* Text shown *
- - -

How do you like the new one?
When they finished the new World Trade Center no one was especially impressed or enthused. The old one wasn’t so special—it looked more like a logo embroidered on a golf shirt than an edifice of note. And the new one, with its crown of thorns and its look-how-tall-I-am radio tower, is even less distinguished.
Like everyone with a memory of the attacks, I had zero interest in visiting that once-and-future abattoir in the sky. The whole stack of glass looked to me like a geopolitical pinata, and still does. The idea of having people go there or else lose their livelihoods seems unnecessarily on-the-nose when it comes to the cruel indifference of wage labor. It’s like spiking the football in people’s faces.
Like everyone with a memory of the attacks, the World Trade Center kept popping up in my thoughts - thoughts that were supposed to be about other things. In one novel, a group of feckless real estate and tourism impresarios pay to have the World Trade Center destroyed by airliner once again. And a later novel took place in the Tower of Babel.
Working on the Babel novel, I decided I should go visit the top of the new tower.
Let’s go see the new one
At the time, it cost $32 to go to the top. But that’s about what it cost to see 3-D superheroes talk a lot of rot over a soda and Sno-Caps in Union Square. Like a rube, I paid upward of fifty dollars to dodge the lines. There were no lines. And it costs more now.
Once there, I scurried down into the basement of the new WTC with a deepening awareness of the quarter mile of steel, concrete and glass above me. I wended down an empty tens-a-barrier maze through the airport-like security and into some AV presentation about the steel-working humps who built the thing. It had the effect of being just tedious enough to salve the nerves.
The logic of a slaughterhouse says you ought to keep the animals calm.
From there, I walked through a cave of fake stone designed to remind the visitor of the exceedingly firm stuff that Manhattan Schist is, and to draw your attention away from the many more likely reasons that you may be buried alive in a heap of mixed-use real estate. The cave is also dark and a little narrow, probably to weed out the panic-attack types.
That delivered me to probably the most widely lauded part of the whole experience. It’s basically an elevator with floor-to-ceiling flat-screen TVs on its walls. The TVs show New York from its days as a low-rent primordial swamp through its era as a hip hunting ground for the Lenape, its port career for the Dutch, English, and Americans. They left a few recent parts out, but you get the idea. As you near the top, girders of the new tower clang into place around you.
At the tippy top
The elevator is impressively fast, leaving you off at 1,242 feet, or a mere 110 feet lower than the Willis Tower Observation Deck in Chicago. A little wobbly in the legs, I followed my fellow rubberneckers from Bangalore, Bologna and Sheboygan down a flight of stairs to a selfie-stick pit where someone in uniform repeated a spiel about renting an augmented-reality iPad to tell CitiCorp Center from the MetLife Building. Mostly people got them for their bored kids.
After being corralled past the dining options, I went down another flight of stairs. There was supposed to be a porthole where you could look all the way down to street level. But it was just more TVs, this time in the floor.
The marketing mantra of the Observation Deck is “See Forever,” just the kind of pablum needed to dodge both memory, meaning and history in favor of something akin to the cheap thrill of an IMAX movie.

- - -

* Collected material *

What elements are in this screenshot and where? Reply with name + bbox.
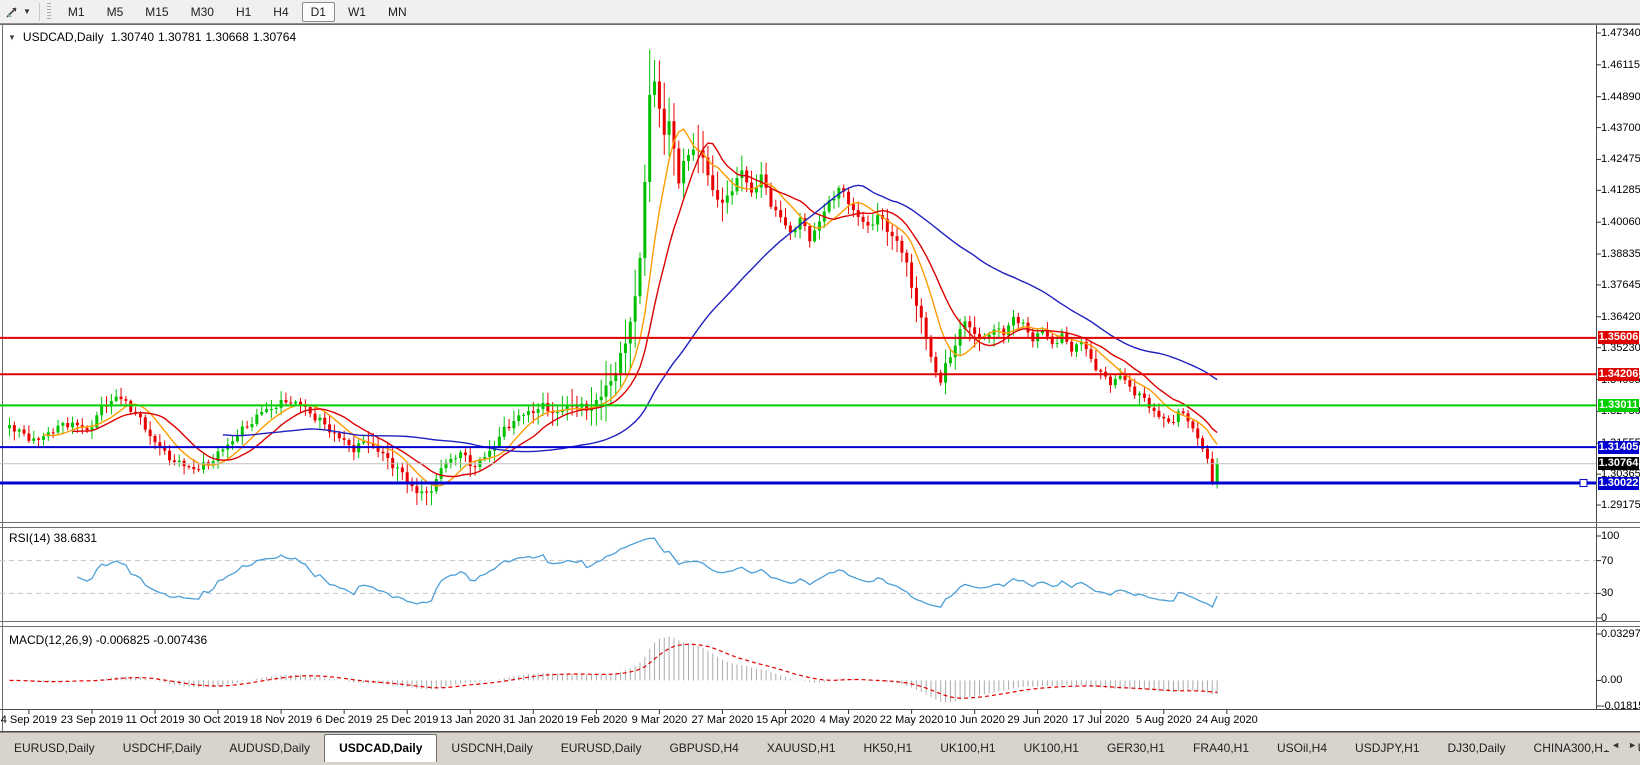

- - -

* Exercise objective *
Repeat the passage from the essay about visiting the top of the new World Trade Center, starting at "After being corralled" and ending at "in the floor.", but swap "porthole" for "window".

* Task answer *
After being corralled past the dining options, I went down another flight of stairs. There was supposed to be a window where you could look all the way down to street level. But it was just more TVs, this time in the floor.